• **TASK DATA**:
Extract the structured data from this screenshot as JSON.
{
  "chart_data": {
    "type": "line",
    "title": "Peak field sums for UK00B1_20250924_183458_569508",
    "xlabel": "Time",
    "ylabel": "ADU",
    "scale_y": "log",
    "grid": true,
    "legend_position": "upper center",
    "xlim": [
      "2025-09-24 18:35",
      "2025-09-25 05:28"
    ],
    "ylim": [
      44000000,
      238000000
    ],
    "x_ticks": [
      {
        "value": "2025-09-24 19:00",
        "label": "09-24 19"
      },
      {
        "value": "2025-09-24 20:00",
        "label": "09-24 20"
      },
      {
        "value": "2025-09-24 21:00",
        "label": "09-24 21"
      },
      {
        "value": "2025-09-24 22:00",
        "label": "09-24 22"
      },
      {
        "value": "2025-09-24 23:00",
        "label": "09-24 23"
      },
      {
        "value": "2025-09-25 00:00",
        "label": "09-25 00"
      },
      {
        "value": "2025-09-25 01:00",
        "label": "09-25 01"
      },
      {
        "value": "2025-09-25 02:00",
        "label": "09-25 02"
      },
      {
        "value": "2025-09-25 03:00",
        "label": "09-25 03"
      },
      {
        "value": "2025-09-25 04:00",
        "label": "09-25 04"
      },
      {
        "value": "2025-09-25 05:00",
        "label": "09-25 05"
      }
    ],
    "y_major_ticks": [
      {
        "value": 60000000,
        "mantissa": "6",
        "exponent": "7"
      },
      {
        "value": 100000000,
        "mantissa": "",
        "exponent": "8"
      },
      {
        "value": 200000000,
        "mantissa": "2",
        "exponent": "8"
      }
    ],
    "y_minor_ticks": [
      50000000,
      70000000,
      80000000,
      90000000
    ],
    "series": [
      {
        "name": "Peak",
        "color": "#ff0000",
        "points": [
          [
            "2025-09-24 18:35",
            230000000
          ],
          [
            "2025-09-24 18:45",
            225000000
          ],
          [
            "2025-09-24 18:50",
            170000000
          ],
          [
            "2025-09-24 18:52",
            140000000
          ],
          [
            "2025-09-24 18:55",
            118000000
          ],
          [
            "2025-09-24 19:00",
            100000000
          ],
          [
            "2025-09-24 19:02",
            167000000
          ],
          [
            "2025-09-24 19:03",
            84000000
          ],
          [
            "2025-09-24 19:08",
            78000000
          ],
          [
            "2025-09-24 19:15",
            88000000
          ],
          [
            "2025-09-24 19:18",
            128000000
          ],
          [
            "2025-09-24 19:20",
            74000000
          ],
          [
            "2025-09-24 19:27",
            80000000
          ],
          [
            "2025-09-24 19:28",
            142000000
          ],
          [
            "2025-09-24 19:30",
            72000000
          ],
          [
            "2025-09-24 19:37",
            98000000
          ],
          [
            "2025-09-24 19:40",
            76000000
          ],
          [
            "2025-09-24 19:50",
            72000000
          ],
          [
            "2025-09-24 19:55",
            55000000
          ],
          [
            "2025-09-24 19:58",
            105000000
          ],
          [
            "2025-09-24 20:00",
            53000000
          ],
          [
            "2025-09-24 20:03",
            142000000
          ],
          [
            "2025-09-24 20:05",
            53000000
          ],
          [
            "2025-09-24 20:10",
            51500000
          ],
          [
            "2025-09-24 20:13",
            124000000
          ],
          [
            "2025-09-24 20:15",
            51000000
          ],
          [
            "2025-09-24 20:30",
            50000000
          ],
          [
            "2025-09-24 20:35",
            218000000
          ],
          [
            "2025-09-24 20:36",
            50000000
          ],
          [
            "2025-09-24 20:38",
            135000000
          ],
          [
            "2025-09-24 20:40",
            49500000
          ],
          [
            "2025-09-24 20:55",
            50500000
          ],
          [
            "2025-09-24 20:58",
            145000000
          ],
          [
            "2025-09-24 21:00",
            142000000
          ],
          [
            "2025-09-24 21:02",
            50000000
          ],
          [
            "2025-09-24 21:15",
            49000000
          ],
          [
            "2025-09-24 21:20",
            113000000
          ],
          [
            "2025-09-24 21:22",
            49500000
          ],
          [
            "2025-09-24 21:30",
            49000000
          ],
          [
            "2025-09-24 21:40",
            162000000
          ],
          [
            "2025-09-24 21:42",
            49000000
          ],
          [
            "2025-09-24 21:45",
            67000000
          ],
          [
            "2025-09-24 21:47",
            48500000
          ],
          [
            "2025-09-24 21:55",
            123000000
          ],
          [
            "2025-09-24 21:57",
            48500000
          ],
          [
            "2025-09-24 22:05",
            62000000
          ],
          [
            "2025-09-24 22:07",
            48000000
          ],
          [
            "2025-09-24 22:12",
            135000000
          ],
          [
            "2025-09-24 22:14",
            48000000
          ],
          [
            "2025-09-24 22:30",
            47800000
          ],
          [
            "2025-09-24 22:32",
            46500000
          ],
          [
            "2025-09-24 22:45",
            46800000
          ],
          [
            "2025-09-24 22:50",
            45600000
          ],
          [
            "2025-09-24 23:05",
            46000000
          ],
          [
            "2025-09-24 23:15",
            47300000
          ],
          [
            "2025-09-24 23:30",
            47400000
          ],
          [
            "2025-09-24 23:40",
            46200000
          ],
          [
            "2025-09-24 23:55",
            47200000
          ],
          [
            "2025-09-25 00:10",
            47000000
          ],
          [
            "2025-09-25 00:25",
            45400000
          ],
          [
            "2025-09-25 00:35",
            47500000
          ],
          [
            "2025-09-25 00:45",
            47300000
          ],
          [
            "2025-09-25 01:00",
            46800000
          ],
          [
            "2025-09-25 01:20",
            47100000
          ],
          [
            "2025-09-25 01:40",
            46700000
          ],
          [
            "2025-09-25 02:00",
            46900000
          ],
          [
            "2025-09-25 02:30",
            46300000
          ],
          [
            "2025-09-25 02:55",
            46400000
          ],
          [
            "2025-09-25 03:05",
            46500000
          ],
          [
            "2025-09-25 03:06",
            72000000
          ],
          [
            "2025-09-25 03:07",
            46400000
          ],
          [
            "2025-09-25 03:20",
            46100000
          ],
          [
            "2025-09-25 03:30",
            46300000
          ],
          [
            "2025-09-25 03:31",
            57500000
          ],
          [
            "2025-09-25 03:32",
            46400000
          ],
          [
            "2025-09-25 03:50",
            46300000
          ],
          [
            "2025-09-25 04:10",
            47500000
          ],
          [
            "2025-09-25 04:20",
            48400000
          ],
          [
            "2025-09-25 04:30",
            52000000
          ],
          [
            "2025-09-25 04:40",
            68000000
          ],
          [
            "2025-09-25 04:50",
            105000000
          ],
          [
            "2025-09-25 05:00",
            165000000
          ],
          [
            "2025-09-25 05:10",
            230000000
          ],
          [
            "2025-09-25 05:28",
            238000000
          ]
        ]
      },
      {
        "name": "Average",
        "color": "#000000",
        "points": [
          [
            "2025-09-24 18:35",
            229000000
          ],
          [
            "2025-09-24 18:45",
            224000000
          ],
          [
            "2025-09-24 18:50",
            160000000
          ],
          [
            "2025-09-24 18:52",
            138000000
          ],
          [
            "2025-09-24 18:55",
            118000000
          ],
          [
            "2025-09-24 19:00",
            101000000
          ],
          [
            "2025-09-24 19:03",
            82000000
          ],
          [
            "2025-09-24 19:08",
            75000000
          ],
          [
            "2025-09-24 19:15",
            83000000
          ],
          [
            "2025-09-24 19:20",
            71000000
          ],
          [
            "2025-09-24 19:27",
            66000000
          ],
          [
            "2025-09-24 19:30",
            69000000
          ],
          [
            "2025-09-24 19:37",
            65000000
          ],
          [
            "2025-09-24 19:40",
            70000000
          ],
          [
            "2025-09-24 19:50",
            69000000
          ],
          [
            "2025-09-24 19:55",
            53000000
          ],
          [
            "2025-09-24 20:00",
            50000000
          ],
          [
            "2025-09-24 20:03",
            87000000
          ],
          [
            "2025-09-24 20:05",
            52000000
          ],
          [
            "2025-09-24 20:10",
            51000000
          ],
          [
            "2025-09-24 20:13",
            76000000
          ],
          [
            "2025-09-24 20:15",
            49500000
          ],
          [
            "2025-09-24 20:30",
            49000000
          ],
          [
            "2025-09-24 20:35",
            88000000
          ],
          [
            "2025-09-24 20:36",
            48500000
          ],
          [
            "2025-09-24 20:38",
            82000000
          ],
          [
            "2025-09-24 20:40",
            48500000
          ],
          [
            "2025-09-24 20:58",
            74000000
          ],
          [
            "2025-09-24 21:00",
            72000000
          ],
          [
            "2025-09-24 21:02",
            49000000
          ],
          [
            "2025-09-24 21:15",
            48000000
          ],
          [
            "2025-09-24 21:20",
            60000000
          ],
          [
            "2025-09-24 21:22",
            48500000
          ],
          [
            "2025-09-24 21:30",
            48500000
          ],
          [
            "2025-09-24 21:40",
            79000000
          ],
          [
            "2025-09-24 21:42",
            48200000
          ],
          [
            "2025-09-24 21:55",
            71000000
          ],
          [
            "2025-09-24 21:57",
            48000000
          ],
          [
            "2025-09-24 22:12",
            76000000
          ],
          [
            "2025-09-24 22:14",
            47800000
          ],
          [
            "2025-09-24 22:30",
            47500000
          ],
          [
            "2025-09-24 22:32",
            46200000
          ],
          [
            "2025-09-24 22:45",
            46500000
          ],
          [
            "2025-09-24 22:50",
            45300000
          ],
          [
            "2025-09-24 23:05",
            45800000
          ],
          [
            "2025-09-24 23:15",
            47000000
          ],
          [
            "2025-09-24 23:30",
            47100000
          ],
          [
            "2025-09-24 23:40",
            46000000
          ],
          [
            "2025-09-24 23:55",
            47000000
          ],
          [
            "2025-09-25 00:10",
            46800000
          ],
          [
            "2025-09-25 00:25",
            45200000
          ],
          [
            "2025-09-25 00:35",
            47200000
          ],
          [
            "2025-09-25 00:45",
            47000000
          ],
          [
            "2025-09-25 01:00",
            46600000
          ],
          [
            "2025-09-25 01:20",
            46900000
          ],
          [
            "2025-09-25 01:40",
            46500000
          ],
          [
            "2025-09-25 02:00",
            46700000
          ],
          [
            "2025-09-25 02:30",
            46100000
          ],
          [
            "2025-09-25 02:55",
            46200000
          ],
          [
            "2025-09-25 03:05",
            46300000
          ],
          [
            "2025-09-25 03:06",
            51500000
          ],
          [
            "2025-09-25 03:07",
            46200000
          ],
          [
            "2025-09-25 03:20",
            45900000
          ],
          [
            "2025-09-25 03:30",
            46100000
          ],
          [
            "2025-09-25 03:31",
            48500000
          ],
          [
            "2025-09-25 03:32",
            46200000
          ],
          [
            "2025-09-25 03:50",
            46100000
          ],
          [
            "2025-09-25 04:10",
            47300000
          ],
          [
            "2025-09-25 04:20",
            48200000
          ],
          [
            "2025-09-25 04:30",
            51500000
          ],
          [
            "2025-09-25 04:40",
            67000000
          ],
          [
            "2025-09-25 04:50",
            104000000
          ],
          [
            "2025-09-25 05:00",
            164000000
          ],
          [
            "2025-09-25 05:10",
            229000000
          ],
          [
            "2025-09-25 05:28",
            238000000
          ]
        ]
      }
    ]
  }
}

• **WHAT YOU HAVE TO DO**:
From the entries above, copy each line holding "Peak".

• **ANSWER IN FULL**:
    "title": "Peak field sums for UK00B1_20250924_183458_569508",
        "name": "Peak",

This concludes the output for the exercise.